++++ Records for this task ++++

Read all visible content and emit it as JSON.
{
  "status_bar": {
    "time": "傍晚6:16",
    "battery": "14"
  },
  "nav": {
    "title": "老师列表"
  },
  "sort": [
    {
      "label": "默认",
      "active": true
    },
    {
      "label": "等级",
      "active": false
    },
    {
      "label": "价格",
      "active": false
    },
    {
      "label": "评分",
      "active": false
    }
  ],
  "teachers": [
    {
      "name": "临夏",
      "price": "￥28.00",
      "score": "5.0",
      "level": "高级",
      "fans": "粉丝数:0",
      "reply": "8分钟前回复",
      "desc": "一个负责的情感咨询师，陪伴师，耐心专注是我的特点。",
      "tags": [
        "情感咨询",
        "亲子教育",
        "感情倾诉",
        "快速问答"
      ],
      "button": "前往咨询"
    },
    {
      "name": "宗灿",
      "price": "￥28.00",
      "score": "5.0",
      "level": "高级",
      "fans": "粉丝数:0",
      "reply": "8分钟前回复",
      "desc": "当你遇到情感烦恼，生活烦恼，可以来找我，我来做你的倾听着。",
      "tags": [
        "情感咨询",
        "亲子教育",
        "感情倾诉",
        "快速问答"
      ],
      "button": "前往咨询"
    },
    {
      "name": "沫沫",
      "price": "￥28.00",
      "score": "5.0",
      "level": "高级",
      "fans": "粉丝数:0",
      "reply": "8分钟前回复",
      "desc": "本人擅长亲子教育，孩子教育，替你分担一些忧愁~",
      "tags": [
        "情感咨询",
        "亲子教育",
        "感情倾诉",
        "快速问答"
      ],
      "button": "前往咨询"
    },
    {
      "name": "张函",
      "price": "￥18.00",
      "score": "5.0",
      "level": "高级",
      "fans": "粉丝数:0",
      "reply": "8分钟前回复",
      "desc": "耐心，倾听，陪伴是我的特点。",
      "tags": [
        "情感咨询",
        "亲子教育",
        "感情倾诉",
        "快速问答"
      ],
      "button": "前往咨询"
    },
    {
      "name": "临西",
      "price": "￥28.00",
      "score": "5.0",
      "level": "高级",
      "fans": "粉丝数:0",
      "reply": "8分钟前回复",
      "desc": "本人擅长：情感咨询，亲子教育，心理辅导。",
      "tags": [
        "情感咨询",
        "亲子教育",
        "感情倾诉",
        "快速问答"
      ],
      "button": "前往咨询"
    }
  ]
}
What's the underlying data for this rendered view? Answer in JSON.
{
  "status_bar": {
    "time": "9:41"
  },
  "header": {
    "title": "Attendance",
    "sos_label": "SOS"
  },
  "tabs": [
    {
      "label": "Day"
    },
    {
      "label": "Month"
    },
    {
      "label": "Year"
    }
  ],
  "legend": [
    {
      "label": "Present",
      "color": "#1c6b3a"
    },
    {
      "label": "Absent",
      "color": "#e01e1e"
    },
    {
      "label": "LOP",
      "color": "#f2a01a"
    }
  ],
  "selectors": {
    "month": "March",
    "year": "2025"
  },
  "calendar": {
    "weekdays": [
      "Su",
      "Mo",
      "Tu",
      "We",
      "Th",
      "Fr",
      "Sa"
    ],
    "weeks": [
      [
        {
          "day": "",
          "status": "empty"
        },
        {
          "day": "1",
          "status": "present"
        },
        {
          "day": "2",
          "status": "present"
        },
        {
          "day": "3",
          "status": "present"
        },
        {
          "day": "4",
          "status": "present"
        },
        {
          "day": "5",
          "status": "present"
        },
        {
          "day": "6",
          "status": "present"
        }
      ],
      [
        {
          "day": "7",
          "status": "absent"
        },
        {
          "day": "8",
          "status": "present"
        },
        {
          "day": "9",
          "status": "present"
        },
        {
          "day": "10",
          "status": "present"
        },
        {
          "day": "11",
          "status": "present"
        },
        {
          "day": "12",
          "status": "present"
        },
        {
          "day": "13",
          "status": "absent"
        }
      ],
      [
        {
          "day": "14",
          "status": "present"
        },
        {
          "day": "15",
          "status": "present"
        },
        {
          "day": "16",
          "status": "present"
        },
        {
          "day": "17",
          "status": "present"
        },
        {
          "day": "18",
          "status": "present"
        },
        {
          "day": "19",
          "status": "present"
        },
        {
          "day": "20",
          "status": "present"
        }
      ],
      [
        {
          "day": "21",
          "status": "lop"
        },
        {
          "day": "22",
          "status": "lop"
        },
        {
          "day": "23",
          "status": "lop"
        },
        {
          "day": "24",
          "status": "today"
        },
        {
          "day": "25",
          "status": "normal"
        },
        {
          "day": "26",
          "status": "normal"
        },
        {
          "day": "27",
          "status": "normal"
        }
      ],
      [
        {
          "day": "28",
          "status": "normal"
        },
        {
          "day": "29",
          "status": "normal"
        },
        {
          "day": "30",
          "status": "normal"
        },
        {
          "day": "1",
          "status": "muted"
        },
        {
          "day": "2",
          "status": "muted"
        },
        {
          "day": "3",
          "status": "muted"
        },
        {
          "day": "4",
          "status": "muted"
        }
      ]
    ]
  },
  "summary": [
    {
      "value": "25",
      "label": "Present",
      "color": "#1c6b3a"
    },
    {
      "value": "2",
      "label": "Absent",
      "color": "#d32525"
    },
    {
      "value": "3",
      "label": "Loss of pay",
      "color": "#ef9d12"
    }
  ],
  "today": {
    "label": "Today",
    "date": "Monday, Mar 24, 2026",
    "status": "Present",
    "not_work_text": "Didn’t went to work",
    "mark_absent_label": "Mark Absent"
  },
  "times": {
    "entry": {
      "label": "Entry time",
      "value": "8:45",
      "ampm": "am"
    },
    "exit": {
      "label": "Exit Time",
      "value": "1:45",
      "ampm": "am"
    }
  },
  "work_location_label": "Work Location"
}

++++

[Task directions]: Only a number is wanted: how many lines of the data above contain "color"?

[Complete answer]: 6